> Consignes de l'exercice
1. Répondez à ces questions sur la critique de L'Amour extra large :
(a) Quel dessin animé des frères Farrelly est passé inaperçu quelques mois plus tôt ?
(b) Quel acteur interprète Hal Larsen ?
(c) De qui Hal tombe-t-il immédiatement amoureux ?
2. Mettez en liste numérotée les lignes des entrées allant de la ligne contenant "x-tick-label: 2020 Apr: [445, 519, 486, 531]" jusqu'à celle contenant "y-tick-label: 0: [77, 506, 84, 518]", sans les lignes vides.
───── Texte proposé ─────
Après leur dessin animé Osmosis Jones passé inaperçu il y a quelques mois, les frères Farrelly nous reviennent avec une comédie réussie qui n’est pas sans rappeler leurs opus précédents Mary à tout prix et Fous d’Irène. Moins délirant dans les gags, L’Amour extra large s’appuie avant tout sur une idée de scénario géniale, merveilleusement exploité par les frères réalisateurs.


Les frères Farrelly ont décidé de s’attaquer à la comédie romantique. Et le moins qu’on puisse dire c’est qu’ils torpillent le genre de l’intérieur d’une manière assez jubilatoire à la manière d’un Paul Verhoeven dans Starship Troopers. L’histoire est celle d’un jeune homme Hal Larsen (Jack Black), totalement superficiel. Alors que lui-même n’est pas terriblement séduisant, il ne s’intéresse qu’aux plus belles filles qu’il rencontre et ne trouve donc jamais chaussure à son pied. Il multiplie les rejets et se console avec son ami Mauricio (très bon Jason Alexander, le "George" de Seinfeld) qui souffre du même problème. Cependant, un beau jour, la vie de Hal change. Un gourou modifie sa vision des choses. Hal ne voit plus désormais que la beauté intérieure des personnes qu’il rencontre comme celle de la "magnifique" Rosemary (Gwyneth Paltrow) dont il tombe immédiatement amoureux.
───── Données enregistrées ─────
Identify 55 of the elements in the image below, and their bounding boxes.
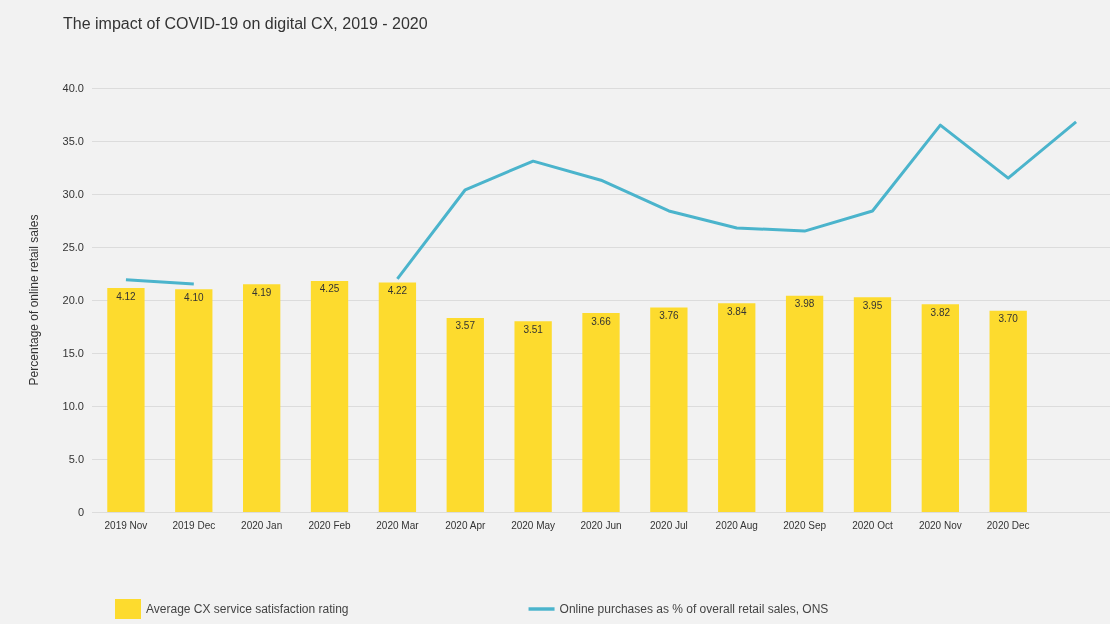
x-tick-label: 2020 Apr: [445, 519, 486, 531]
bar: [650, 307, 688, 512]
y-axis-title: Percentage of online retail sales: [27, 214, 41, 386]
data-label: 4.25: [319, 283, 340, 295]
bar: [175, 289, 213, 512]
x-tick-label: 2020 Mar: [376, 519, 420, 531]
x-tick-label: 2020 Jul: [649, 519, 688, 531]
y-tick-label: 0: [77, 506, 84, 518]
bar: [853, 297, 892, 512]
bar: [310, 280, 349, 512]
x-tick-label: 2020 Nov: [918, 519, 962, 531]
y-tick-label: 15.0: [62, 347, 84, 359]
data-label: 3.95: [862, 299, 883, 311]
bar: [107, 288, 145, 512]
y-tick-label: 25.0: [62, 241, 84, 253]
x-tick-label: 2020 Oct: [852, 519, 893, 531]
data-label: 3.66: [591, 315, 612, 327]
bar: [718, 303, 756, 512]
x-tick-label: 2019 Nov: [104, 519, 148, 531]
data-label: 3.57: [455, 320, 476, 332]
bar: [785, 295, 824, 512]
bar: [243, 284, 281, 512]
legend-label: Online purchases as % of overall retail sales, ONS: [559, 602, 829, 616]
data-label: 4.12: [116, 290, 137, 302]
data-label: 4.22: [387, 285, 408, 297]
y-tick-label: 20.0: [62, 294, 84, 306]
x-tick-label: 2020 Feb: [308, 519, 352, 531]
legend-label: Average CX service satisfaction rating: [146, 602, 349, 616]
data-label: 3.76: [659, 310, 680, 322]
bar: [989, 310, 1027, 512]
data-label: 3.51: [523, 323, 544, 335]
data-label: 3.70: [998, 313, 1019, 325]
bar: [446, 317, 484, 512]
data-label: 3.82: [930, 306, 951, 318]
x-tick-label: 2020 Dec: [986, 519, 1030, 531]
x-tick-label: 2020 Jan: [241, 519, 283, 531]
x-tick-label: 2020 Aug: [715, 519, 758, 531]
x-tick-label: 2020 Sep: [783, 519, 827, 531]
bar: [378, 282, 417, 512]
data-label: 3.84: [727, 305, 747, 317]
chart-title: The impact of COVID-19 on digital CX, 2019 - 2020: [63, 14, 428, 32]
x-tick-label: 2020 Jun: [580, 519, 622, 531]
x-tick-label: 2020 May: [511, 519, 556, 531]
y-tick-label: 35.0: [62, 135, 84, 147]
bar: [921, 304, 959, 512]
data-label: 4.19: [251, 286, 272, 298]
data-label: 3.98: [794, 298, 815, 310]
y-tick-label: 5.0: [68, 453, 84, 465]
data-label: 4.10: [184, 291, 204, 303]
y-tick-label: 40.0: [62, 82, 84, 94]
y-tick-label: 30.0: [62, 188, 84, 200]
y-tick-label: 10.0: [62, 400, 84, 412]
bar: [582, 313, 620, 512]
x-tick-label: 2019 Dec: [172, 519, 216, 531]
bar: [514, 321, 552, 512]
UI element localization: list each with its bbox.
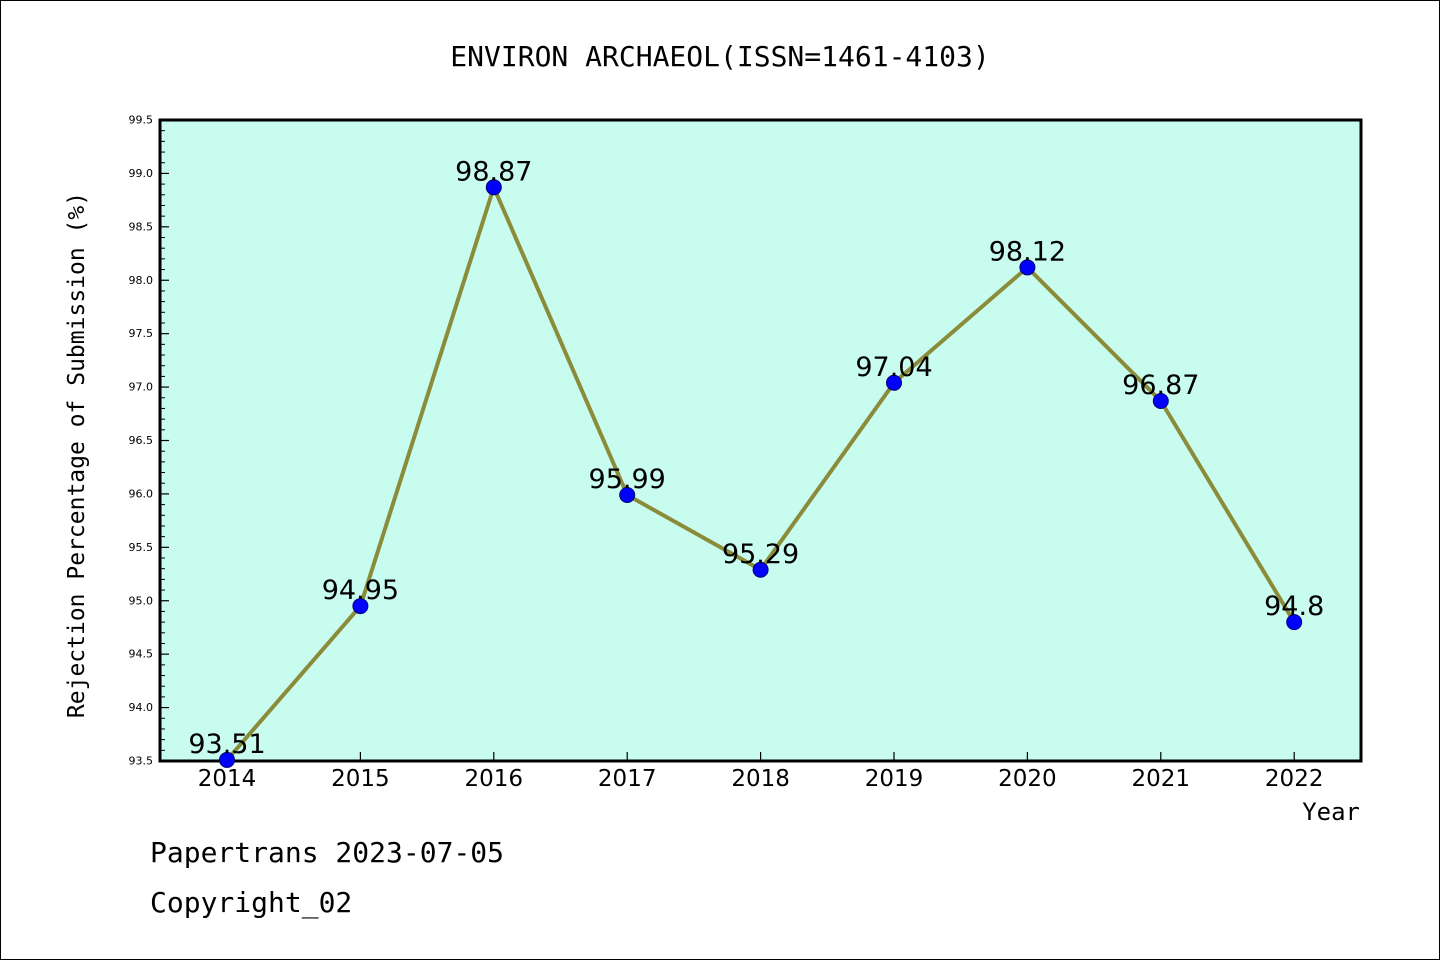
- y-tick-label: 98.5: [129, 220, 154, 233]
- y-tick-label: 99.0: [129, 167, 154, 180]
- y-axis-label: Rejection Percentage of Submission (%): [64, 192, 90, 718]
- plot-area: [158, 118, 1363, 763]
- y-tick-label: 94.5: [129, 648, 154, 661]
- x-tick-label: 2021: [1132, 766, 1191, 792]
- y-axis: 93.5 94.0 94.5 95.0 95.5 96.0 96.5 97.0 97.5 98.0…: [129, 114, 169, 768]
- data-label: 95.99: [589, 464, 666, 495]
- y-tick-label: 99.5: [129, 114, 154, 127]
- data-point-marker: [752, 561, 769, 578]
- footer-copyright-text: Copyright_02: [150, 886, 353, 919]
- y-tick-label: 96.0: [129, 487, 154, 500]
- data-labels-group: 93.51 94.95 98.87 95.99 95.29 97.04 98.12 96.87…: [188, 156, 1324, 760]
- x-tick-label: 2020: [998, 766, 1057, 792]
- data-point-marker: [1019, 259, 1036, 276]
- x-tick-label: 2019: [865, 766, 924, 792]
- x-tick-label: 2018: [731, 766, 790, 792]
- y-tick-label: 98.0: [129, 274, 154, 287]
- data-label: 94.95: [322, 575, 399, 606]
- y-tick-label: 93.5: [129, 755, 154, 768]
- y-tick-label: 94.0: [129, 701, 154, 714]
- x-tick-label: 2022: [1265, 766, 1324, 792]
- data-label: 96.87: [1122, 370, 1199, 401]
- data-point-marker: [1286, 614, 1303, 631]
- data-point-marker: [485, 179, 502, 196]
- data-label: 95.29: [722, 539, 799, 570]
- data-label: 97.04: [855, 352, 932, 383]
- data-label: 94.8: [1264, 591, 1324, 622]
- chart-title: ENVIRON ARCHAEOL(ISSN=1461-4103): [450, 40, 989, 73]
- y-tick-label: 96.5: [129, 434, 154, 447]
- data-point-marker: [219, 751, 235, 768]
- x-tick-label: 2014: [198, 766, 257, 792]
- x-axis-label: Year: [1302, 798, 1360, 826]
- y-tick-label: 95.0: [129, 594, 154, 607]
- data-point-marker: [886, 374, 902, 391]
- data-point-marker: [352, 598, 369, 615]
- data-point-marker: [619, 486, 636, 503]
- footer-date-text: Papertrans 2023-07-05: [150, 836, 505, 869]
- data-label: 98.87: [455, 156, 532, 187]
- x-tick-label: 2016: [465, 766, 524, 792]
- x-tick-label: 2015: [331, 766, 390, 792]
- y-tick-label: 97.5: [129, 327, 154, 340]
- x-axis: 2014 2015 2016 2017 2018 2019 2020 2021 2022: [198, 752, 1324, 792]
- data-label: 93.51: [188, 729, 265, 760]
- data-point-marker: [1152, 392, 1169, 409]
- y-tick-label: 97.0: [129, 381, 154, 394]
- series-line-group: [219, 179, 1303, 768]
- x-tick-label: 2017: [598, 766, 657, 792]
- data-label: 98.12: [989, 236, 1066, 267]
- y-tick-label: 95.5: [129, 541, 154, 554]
─────
> Corrigés par consigne
1.
(a) Osmosis Jones.
(b) Jack Black.
(c) De Rosemary, jouée par Gwyneth Paltrow.

2.
1. x-tick-label: 2020 Apr: [445, 519, 486, 531]
2. bar: [650, 307, 688, 512]
3. y-axis-title: Percentage of online retail sales: [27, 214, 41, 386]
4. data-label: 4.25: [319, 283, 340, 295]
5. bar: [175, 289, 213, 512]
6. x-tick-label: 2020 Mar: [376, 519, 420, 531]
7. x-tick-label: 2020 Jul: [649, 519, 688, 531]
8. y-tick-label: 0: [77, 506, 84, 518]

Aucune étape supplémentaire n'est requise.